→ TASK GOAL: Copy every line of the listing exactly.

--- START ---

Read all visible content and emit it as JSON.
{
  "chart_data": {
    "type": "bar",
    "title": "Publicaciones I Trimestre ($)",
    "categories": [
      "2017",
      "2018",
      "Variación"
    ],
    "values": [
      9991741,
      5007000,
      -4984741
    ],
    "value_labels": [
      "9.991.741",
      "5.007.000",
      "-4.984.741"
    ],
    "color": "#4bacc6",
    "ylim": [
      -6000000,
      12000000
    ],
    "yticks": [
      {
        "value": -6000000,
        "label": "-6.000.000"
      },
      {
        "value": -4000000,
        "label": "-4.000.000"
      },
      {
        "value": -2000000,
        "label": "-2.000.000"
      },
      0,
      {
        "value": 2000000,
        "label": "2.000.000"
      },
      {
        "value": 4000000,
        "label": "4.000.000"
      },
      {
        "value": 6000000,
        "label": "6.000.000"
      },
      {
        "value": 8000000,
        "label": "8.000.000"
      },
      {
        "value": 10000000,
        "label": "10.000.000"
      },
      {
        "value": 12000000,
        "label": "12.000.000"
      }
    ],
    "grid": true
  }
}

--- END ---

→ WORKED ANSWER:
Read all visible content and emit it as JSON.
{
  "chart_data": {
    "type": "bar",
    "title": "Publicaciones I Trimestre ($)",
    "categories": [
      "2017",
      "2018",
      "Variación"
    ],
    "values": [
      9991741,
      5007000,
      -4984741
    ],
    "value_labels": [
      "9.991.741",
      "5.007.000",
      "-4.984.741"
    ],
    "color": "#4bacc6",
    "ylim": [
      -6000000,
      12000000
    ],
    "yticks": [
      {
        "value": -6000000,
        "label": "-6.000.000"
      },
      {
        "value": -4000000,
        "label": "-4.000.000"
      },
      {
        "value": -2000000,
        "label": "-2.000.000"
      },
      0,
      {
        "value": 2000000,
        "label": "2.000.000"
      },
      {
        "value": 4000000,
        "label": "4.000.000"
      },
      {
        "value": 6000000,
        "label": "6.000.000"
      },
      {
        "value": 8000000,
        "label": "8.000.000"
      },
      {
        "value": 10000000,
        "label": "10.000.000"
      },
      {
        "value": 12000000,
        "label": "12.000.000"
      }
    ],
    "grid": true
  }
}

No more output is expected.